● Work to be completed:
Give the number of lines that include the word "JSON", and nothing else.

Extracts from a graphics dataset
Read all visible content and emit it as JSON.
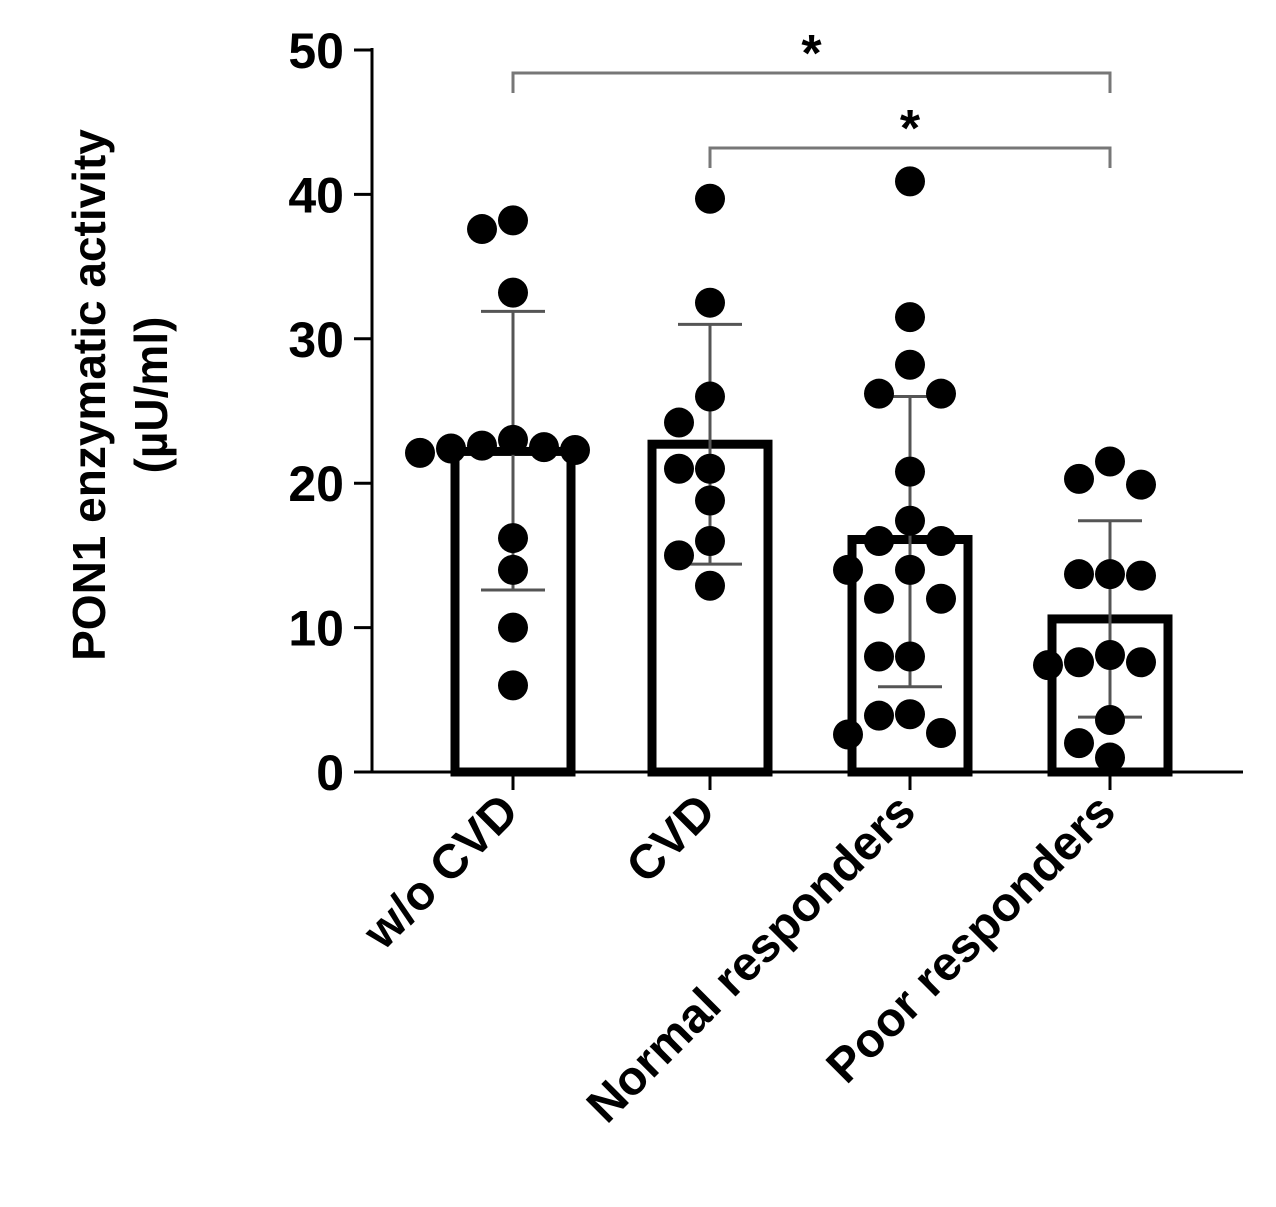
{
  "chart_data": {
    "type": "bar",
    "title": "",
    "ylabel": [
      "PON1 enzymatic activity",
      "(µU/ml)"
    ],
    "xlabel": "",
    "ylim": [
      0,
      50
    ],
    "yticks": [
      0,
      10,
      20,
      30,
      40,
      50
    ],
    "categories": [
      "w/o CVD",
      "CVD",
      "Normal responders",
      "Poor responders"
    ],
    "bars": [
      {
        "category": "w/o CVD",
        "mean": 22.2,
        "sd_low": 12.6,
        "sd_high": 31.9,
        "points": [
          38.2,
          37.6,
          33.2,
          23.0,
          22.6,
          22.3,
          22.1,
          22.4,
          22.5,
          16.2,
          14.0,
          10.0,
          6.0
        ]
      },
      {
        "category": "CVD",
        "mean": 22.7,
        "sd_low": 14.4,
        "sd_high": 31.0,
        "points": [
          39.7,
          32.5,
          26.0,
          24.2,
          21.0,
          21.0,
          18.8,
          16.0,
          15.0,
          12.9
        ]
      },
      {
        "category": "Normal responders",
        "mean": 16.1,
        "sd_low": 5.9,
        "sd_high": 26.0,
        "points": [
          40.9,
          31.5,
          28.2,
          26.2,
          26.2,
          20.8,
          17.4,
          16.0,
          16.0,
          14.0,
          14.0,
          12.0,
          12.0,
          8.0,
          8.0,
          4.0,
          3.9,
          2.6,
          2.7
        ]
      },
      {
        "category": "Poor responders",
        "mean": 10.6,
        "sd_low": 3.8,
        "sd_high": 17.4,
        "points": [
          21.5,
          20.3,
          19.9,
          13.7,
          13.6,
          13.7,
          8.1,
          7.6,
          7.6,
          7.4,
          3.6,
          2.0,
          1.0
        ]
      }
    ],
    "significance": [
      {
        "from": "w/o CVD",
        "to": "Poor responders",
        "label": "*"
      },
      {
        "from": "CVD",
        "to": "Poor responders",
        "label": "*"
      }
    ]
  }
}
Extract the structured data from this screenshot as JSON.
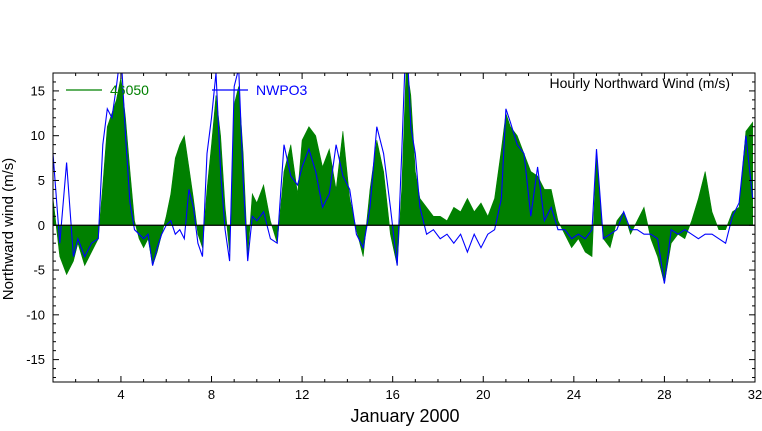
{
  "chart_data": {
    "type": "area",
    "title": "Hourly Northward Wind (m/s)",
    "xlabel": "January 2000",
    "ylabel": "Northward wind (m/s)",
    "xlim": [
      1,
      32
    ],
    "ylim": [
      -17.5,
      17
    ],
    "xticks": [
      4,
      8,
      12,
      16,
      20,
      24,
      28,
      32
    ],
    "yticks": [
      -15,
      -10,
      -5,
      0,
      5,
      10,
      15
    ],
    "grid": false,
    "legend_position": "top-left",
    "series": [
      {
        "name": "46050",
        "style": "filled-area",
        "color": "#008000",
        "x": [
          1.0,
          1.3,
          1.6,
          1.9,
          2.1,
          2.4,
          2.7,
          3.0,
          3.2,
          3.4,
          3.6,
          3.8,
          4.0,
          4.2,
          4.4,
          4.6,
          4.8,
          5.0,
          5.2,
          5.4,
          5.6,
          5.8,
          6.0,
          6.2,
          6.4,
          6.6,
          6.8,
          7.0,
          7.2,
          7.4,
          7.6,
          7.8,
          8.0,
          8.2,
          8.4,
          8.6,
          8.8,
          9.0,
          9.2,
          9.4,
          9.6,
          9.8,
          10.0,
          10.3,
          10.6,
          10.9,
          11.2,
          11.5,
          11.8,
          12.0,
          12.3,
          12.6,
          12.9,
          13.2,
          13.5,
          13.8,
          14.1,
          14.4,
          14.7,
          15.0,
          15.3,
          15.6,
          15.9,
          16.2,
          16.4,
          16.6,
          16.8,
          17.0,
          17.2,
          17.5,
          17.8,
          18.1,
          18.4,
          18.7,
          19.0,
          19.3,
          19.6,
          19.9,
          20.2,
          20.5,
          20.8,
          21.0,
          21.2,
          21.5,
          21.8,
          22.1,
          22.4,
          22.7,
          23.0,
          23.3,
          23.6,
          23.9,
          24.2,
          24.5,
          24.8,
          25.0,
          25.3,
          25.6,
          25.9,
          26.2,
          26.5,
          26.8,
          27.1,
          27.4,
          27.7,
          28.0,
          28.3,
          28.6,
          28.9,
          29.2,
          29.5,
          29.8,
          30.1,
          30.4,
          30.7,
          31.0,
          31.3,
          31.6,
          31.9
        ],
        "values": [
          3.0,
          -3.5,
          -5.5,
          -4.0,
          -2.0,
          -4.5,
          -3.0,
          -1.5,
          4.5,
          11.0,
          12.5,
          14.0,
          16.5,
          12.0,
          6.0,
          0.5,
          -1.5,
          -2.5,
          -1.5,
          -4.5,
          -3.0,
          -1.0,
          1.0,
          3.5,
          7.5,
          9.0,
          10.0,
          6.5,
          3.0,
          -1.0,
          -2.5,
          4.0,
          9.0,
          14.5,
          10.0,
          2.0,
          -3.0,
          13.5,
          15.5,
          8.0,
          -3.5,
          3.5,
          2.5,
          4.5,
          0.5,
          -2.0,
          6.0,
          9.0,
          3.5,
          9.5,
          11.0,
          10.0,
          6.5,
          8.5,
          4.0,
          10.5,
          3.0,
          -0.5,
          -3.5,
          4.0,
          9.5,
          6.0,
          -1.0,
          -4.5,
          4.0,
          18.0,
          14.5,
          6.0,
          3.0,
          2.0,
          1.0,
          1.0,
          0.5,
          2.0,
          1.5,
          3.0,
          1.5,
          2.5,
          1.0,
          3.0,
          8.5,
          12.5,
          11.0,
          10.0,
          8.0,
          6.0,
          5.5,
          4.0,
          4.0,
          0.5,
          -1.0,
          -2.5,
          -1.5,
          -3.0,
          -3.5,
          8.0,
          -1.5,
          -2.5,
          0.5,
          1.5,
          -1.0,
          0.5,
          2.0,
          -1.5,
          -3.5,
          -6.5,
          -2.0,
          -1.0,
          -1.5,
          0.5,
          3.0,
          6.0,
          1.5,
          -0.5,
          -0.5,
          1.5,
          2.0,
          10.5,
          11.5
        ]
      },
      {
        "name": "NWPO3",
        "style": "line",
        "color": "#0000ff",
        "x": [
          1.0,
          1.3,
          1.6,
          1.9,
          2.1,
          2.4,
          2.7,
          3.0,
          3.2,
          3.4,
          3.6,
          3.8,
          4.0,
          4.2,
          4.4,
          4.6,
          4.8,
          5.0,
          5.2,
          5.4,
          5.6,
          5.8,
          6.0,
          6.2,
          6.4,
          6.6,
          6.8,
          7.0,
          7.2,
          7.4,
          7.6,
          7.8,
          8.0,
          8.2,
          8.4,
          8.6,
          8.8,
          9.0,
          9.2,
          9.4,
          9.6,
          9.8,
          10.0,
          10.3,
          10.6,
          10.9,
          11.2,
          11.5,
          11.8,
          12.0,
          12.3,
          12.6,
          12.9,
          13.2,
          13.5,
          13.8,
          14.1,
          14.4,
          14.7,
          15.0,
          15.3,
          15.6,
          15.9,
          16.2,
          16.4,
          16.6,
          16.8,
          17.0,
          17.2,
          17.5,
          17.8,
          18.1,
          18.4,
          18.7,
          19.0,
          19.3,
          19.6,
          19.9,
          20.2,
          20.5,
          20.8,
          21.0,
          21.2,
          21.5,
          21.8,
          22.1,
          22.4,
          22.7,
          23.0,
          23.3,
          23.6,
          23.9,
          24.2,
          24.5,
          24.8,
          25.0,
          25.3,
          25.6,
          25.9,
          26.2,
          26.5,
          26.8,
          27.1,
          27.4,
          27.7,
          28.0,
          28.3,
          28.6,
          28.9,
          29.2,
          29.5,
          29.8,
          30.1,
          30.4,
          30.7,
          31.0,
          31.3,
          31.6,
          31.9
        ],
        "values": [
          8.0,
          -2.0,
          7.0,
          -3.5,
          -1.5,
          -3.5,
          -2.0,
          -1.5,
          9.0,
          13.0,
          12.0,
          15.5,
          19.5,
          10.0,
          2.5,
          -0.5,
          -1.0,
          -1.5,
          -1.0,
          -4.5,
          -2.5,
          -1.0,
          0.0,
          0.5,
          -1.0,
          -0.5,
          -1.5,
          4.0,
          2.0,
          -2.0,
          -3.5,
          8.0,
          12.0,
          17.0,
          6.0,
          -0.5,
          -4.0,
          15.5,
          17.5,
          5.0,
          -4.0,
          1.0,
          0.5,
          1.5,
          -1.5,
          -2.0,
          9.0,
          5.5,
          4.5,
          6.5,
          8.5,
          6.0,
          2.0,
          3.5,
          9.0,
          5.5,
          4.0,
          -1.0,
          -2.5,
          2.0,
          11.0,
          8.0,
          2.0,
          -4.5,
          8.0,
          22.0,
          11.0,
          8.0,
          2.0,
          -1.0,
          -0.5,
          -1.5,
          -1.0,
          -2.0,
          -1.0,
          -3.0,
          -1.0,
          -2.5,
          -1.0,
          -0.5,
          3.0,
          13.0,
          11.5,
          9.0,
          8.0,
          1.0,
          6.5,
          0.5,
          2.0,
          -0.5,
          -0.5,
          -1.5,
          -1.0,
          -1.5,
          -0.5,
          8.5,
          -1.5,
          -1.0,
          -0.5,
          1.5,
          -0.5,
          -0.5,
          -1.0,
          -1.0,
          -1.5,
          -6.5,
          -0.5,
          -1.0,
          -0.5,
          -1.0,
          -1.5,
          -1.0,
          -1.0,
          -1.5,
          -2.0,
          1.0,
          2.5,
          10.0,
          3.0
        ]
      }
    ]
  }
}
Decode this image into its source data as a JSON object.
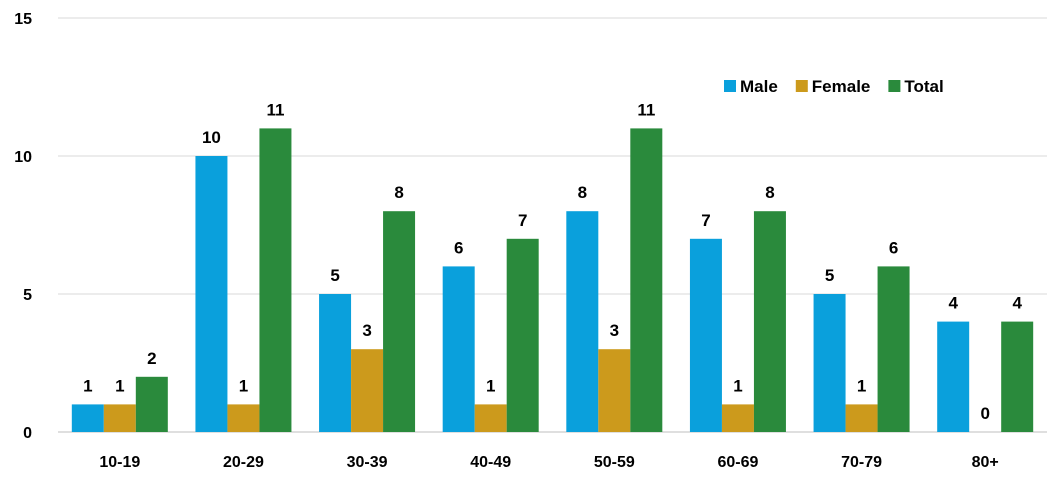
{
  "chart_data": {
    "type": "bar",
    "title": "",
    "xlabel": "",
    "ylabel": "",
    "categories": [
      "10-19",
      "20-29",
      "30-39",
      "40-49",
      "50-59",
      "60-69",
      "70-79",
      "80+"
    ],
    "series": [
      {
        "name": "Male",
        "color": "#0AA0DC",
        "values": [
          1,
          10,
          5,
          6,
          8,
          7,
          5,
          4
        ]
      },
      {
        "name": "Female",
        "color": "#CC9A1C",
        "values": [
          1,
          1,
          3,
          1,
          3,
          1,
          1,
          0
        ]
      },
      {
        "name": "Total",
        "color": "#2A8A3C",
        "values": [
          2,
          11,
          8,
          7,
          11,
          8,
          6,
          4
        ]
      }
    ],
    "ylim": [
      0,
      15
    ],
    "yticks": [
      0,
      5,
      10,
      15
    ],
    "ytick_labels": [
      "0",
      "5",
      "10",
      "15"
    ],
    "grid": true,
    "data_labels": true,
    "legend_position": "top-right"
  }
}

● Exercise result:
3